◆ Written problem ◆
Lines containing the word "соответствия" are to be counted; state their number and nothing further.

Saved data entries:
★ ★ ★ ★
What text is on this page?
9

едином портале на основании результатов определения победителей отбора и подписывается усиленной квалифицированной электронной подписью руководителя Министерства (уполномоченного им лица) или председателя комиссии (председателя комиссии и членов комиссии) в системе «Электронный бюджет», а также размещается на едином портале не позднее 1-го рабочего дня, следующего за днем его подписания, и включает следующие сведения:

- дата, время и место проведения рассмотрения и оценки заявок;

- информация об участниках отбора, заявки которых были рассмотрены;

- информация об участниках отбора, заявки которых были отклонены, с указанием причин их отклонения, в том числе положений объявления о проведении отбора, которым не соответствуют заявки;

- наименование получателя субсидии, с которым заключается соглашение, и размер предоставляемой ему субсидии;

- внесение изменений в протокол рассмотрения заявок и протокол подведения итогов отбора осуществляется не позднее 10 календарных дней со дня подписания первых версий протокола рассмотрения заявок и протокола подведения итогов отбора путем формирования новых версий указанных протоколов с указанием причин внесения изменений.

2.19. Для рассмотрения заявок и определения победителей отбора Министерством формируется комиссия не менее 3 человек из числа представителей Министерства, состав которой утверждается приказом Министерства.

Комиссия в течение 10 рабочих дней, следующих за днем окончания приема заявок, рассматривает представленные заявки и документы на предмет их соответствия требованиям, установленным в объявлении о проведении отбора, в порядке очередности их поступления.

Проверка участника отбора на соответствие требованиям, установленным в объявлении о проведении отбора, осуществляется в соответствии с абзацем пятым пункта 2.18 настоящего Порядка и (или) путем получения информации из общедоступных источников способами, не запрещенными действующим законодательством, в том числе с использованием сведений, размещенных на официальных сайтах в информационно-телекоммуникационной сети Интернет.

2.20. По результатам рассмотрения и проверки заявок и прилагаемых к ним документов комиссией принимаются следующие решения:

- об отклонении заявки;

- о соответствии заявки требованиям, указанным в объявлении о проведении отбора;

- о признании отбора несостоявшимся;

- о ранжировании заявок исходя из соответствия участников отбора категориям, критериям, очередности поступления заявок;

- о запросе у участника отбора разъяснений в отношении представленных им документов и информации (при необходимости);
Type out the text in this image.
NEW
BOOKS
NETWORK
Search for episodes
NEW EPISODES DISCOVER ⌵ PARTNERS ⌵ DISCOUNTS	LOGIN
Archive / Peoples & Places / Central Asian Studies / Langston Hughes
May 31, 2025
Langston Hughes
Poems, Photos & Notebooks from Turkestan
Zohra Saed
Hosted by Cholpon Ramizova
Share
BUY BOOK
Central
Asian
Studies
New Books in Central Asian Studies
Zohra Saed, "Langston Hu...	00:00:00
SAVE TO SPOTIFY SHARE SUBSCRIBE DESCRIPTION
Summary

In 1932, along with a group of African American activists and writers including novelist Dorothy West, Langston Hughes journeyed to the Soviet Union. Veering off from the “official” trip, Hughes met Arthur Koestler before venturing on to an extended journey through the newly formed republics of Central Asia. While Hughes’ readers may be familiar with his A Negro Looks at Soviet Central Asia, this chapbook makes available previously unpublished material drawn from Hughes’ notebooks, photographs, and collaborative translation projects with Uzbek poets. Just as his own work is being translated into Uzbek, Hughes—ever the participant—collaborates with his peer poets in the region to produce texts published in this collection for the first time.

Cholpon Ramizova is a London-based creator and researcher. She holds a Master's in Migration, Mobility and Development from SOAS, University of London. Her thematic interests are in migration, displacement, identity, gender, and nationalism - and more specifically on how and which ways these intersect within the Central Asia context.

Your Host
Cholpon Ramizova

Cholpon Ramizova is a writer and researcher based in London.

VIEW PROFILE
★ ★ ★ ★
◆ Task output ◆
2